# START OF SUPPLIED RECORDS
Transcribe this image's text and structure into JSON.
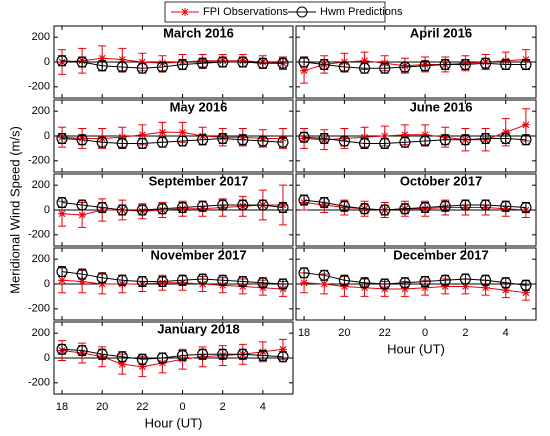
{
  "figure": {
    "ylabel": "Meridional Wind Speed (m/s)"
  },
  "chart_data": [
    {
      "type": "line",
      "title": "March 2016",
      "x": [
        18,
        19,
        20,
        21,
        22,
        23,
        24,
        25,
        26,
        27,
        28,
        29
      ],
      "xlim": [
        17.6,
        29.5
      ],
      "xticks": [
        18,
        20,
        22,
        {
          "value": 24,
          "label": "0"
        },
        {
          "value": 26,
          "label": "2"
        },
        {
          "value": 28,
          "label": "4"
        }
      ],
      "ylim": [
        -290,
        290
      ],
      "yticks": [
        -200,
        0,
        200
      ],
      "series": [
        {
          "name": "FPI Observations",
          "color": "#e8000b",
          "marker": "asterisk",
          "values": [
            0,
            10,
            30,
            20,
            0,
            -10,
            0,
            10,
            10,
            10,
            0,
            -10
          ],
          "errors": [
            100,
            100,
            100,
            90,
            70,
            60,
            60,
            50,
            50,
            50,
            50,
            50
          ]
        },
        {
          "name": "Hwm Predictions",
          "color": "#000000",
          "marker": "circle",
          "values": [
            10,
            0,
            -30,
            -40,
            -50,
            -40,
            -20,
            -10,
            0,
            0,
            -10,
            -10
          ],
          "errors": [
            40,
            40,
            40,
            40,
            40,
            40,
            40,
            40,
            40,
            40,
            40,
            40
          ]
        }
      ]
    },
    {
      "type": "line",
      "title": "April 2016",
      "x": [
        18,
        19,
        20,
        21,
        22,
        23,
        24,
        25,
        26,
        27,
        28,
        29
      ],
      "xlim": [
        17.6,
        29.5
      ],
      "xticks": [
        18,
        20,
        22,
        {
          "value": 24,
          "label": "0"
        },
        {
          "value": 26,
          "label": "2"
        },
        {
          "value": 28,
          "label": "4"
        }
      ],
      "ylim": [
        -290,
        290
      ],
      "yticks": [
        -200,
        0,
        200
      ],
      "series": [
        {
          "name": "FPI Observations",
          "color": "#e8000b",
          "marker": "asterisk",
          "values": [
            -70,
            -20,
            0,
            10,
            -10,
            -30,
            -20,
            -20,
            -10,
            0,
            10,
            20
          ],
          "errors": [
            100,
            70,
            70,
            70,
            60,
            60,
            60,
            60,
            60,
            60,
            70,
            80
          ]
        },
        {
          "name": "Hwm Predictions",
          "color": "#000000",
          "marker": "circle",
          "values": [
            0,
            -20,
            -40,
            -50,
            -50,
            -40,
            -30,
            -20,
            -20,
            -10,
            -20,
            -20
          ],
          "errors": [
            40,
            40,
            40,
            40,
            40,
            40,
            40,
            40,
            40,
            40,
            40,
            40
          ]
        }
      ]
    },
    {
      "type": "line",
      "title": "May 2016",
      "x": [
        18,
        19,
        20,
        21,
        22,
        23,
        24,
        25,
        26,
        27,
        28,
        29
      ],
      "xlim": [
        17.6,
        29.5
      ],
      "xticks": [
        18,
        20,
        22,
        {
          "value": 24,
          "label": "0"
        },
        {
          "value": 26,
          "label": "2"
        },
        {
          "value": 28,
          "label": "4"
        }
      ],
      "ylim": [
        -290,
        290
      ],
      "yticks": [
        -200,
        0,
        200
      ],
      "series": [
        {
          "name": "FPI Observations",
          "color": "#e8000b",
          "marker": "asterisk",
          "values": [
            -10,
            -20,
            -20,
            -10,
            10,
            30,
            30,
            0,
            -10,
            -10,
            -20,
            -20
          ],
          "errors": [
            80,
            80,
            80,
            80,
            80,
            80,
            80,
            70,
            70,
            70,
            70,
            80
          ]
        },
        {
          "name": "Hwm Predictions",
          "color": "#000000",
          "marker": "circle",
          "values": [
            -20,
            -30,
            -50,
            -60,
            -60,
            -50,
            -40,
            -30,
            -20,
            -30,
            -40,
            -50
          ],
          "errors": [
            40,
            40,
            40,
            40,
            40,
            40,
            40,
            40,
            40,
            40,
            40,
            40
          ]
        }
      ]
    },
    {
      "type": "line",
      "title": "June 2016",
      "x": [
        18,
        19,
        20,
        21,
        22,
        23,
        24,
        25,
        26,
        27,
        28,
        29
      ],
      "xlim": [
        17.6,
        29.5
      ],
      "xticks": [
        18,
        20,
        22,
        {
          "value": 24,
          "label": "0"
        },
        {
          "value": 26,
          "label": "2"
        },
        {
          "value": 28,
          "label": "4"
        }
      ],
      "ylim": [
        -290,
        290
      ],
      "yticks": [
        -200,
        0,
        200
      ],
      "series": [
        {
          "name": "FPI Observations",
          "color": "#e8000b",
          "marker": "asterisk",
          "values": [
            -20,
            -30,
            -20,
            -10,
            0,
            10,
            10,
            -10,
            -30,
            -30,
            30,
            90
          ],
          "errors": [
            80,
            80,
            80,
            80,
            80,
            80,
            80,
            80,
            90,
            90,
            110,
            130
          ]
        },
        {
          "name": "Hwm Predictions",
          "color": "#000000",
          "marker": "circle",
          "values": [
            -10,
            -20,
            -40,
            -60,
            -60,
            -50,
            -40,
            -30,
            -30,
            -20,
            -20,
            -30
          ],
          "errors": [
            40,
            40,
            40,
            40,
            40,
            40,
            40,
            40,
            40,
            40,
            40,
            40
          ]
        }
      ]
    },
    {
      "type": "line",
      "title": "September 2017",
      "x": [
        18,
        19,
        20,
        21,
        22,
        23,
        24,
        25,
        26,
        27,
        28,
        29
      ],
      "xlim": [
        17.6,
        29.5
      ],
      "xticks": [
        18,
        20,
        22,
        {
          "value": 24,
          "label": "0"
        },
        {
          "value": 26,
          "label": "2"
        },
        {
          "value": 28,
          "label": "4"
        }
      ],
      "ylim": [
        -290,
        290
      ],
      "yticks": [
        -200,
        0,
        200
      ],
      "series": [
        {
          "name": "FPI Observations",
          "color": "#e8000b",
          "marker": "asterisk",
          "values": [
            -30,
            -40,
            0,
            0,
            -10,
            0,
            10,
            10,
            20,
            30,
            40,
            40
          ],
          "errors": [
            100,
            100,
            90,
            80,
            60,
            60,
            60,
            60,
            70,
            80,
            120,
            160
          ]
        },
        {
          "name": "Hwm Predictions",
          "color": "#000000",
          "marker": "circle",
          "values": [
            60,
            40,
            20,
            0,
            0,
            10,
            20,
            30,
            40,
            40,
            40,
            20
          ],
          "errors": [
            40,
            40,
            40,
            40,
            40,
            40,
            40,
            40,
            40,
            40,
            40,
            40
          ]
        }
      ]
    },
    {
      "type": "line",
      "title": "October 2017",
      "x": [
        18,
        19,
        20,
        21,
        22,
        23,
        24,
        25,
        26,
        27,
        28,
        29
      ],
      "xlim": [
        17.6,
        29.5
      ],
      "xticks": [
        18,
        20,
        22,
        {
          "value": 24,
          "label": "0"
        },
        {
          "value": 26,
          "label": "2"
        },
        {
          "value": 28,
          "label": "4"
        }
      ],
      "ylim": [
        -290,
        290
      ],
      "yticks": [
        -200,
        0,
        200
      ],
      "series": [
        {
          "name": "FPI Observations",
          "color": "#e8000b",
          "marker": "asterisk",
          "values": [
            60,
            40,
            20,
            10,
            0,
            10,
            10,
            20,
            20,
            20,
            10,
            0
          ],
          "errors": [
            60,
            60,
            60,
            60,
            60,
            60,
            60,
            60,
            60,
            60,
            60,
            60
          ]
        },
        {
          "name": "Hwm Predictions",
          "color": "#000000",
          "marker": "circle",
          "values": [
            80,
            60,
            30,
            10,
            0,
            10,
            20,
            30,
            40,
            40,
            30,
            20
          ],
          "errors": [
            40,
            40,
            40,
            40,
            40,
            40,
            40,
            40,
            40,
            40,
            40,
            40
          ]
        }
      ]
    },
    {
      "type": "line",
      "title": "November 2017",
      "x": [
        18,
        19,
        20,
        21,
        22,
        23,
        24,
        25,
        26,
        27,
        28,
        29
      ],
      "xlim": [
        17.6,
        29.5
      ],
      "xticks": [
        18,
        20,
        22,
        {
          "value": 24,
          "label": "0"
        },
        {
          "value": 26,
          "label": "2"
        },
        {
          "value": 28,
          "label": "4"
        }
      ],
      "ylim": [
        -290,
        290
      ],
      "yticks": [
        -200,
        0,
        200
      ],
      "series": [
        {
          "name": "FPI Observations",
          "color": "#e8000b",
          "marker": "asterisk",
          "values": [
            30,
            20,
            0,
            0,
            0,
            10,
            10,
            0,
            -10,
            -20,
            -30,
            -40
          ],
          "errors": [
            100,
            90,
            80,
            70,
            60,
            60,
            60,
            60,
            60,
            60,
            60,
            60
          ]
        },
        {
          "name": "Hwm Predictions",
          "color": "#000000",
          "marker": "circle",
          "values": [
            100,
            80,
            50,
            30,
            20,
            20,
            30,
            40,
            30,
            20,
            10,
            0
          ],
          "errors": [
            40,
            40,
            40,
            40,
            40,
            40,
            40,
            40,
            40,
            40,
            40,
            40
          ]
        }
      ]
    },
    {
      "type": "line",
      "title": "December 2017",
      "x": [
        18,
        19,
        20,
        21,
        22,
        23,
        24,
        25,
        26,
        27,
        28,
        29
      ],
      "xlim": [
        17.6,
        29.5
      ],
      "xticks": [
        18,
        20,
        22,
        {
          "value": 24,
          "label": "0"
        },
        {
          "value": 26,
          "label": "2"
        },
        {
          "value": 28,
          "label": "4"
        }
      ],
      "ylim": [
        -290,
        290
      ],
      "yticks": [
        -200,
        0,
        200
      ],
      "xlabel": "Hour (UT)",
      "series": [
        {
          "name": "FPI Observations",
          "color": "#e8000b",
          "marker": "asterisk",
          "values": [
            10,
            0,
            -20,
            -30,
            -40,
            -40,
            -30,
            -20,
            -20,
            -30,
            -50,
            -70
          ],
          "errors": [
            80,
            80,
            80,
            70,
            60,
            60,
            60,
            60,
            60,
            60,
            60,
            60
          ]
        },
        {
          "name": "Hwm Predictions",
          "color": "#000000",
          "marker": "circle",
          "values": [
            90,
            70,
            30,
            10,
            0,
            10,
            20,
            30,
            40,
            30,
            10,
            -10
          ],
          "errors": [
            40,
            40,
            40,
            40,
            40,
            40,
            40,
            40,
            40,
            40,
            40,
            40
          ]
        }
      ]
    },
    {
      "type": "line",
      "title": "January 2018",
      "x": [
        18,
        19,
        20,
        21,
        22,
        23,
        24,
        25,
        26,
        27,
        28,
        29
      ],
      "xlim": [
        17.6,
        29.5
      ],
      "xticks": [
        18,
        20,
        22,
        {
          "value": 24,
          "label": "0"
        },
        {
          "value": 26,
          "label": "2"
        },
        {
          "value": 28,
          "label": "4"
        }
      ],
      "ylim": [
        -290,
        290
      ],
      "yticks": [
        -200,
        0,
        200
      ],
      "xlabel": "Hour (UT)",
      "series": [
        {
          "name": "FPI Observations",
          "color": "#e8000b",
          "marker": "asterisk",
          "values": [
            60,
            40,
            10,
            -50,
            -70,
            -40,
            -10,
            10,
            20,
            30,
            50,
            70
          ],
          "errors": [
            80,
            80,
            80,
            80,
            80,
            80,
            80,
            80,
            80,
            80,
            80,
            80
          ]
        },
        {
          "name": "Hwm Predictions",
          "color": "#000000",
          "marker": "circle",
          "values": [
            70,
            60,
            30,
            10,
            -10,
            0,
            20,
            30,
            30,
            30,
            20,
            10
          ],
          "errors": [
            40,
            40,
            40,
            40,
            40,
            40,
            40,
            40,
            40,
            40,
            40,
            40
          ]
        }
      ]
    }
  ]
}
# END OF SUPPLIED RECORDS
- [EXERCISE BRIEF] Working from the entries above, return all lines that contain "title".

- [FINISHED TASK]
      "title": "March 2016",
      "title": "April 2016",
      "title": "May 2016",
      "title": "June 2016",
      "title": "September 2017",
      "title": "October 2017",
      "title": "November 2017",
      "title": "December 2017",
      "title": "January 2018",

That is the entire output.